For every line of the records below that holds "feedback", add one. Give only the final total.

========

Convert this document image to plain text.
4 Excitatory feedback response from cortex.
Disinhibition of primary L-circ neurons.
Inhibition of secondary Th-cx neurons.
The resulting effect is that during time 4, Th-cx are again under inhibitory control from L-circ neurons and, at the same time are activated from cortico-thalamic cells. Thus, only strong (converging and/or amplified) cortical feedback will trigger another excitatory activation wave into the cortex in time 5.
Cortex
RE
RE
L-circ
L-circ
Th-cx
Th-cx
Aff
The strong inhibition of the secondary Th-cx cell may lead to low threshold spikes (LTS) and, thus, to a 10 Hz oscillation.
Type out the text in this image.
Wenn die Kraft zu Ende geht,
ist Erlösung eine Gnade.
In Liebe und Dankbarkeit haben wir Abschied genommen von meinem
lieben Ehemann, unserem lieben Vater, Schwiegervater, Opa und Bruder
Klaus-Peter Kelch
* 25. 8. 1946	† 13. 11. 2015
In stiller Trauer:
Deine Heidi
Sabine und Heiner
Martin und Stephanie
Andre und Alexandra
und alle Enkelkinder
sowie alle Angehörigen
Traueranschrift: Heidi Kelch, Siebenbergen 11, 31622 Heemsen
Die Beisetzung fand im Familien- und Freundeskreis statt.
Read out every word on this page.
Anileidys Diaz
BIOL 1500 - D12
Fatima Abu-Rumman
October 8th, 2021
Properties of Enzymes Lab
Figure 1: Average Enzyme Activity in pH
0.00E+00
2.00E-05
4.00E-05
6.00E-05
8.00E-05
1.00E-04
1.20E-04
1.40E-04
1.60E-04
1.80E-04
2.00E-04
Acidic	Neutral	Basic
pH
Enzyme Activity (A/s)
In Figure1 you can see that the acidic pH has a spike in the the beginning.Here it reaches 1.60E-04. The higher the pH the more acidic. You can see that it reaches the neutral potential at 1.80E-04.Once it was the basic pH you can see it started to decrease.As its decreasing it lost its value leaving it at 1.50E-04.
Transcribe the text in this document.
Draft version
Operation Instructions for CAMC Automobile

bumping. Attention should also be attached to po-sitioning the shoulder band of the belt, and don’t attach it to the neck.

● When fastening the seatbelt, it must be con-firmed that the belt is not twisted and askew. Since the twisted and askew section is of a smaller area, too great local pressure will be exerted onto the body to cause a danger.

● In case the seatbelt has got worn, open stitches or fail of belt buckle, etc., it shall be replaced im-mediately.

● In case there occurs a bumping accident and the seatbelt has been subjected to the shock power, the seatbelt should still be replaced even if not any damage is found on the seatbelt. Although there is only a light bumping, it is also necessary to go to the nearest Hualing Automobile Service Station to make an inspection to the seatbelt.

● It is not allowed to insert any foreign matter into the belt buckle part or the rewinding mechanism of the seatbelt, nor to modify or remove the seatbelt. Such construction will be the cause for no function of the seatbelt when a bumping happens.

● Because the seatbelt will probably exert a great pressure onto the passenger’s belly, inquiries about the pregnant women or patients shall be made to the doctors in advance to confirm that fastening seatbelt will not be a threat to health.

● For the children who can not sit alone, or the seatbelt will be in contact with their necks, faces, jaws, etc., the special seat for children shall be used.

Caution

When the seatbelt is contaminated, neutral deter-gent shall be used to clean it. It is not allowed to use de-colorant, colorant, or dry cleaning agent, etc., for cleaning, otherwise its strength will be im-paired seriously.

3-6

========

Answer to the problem:
2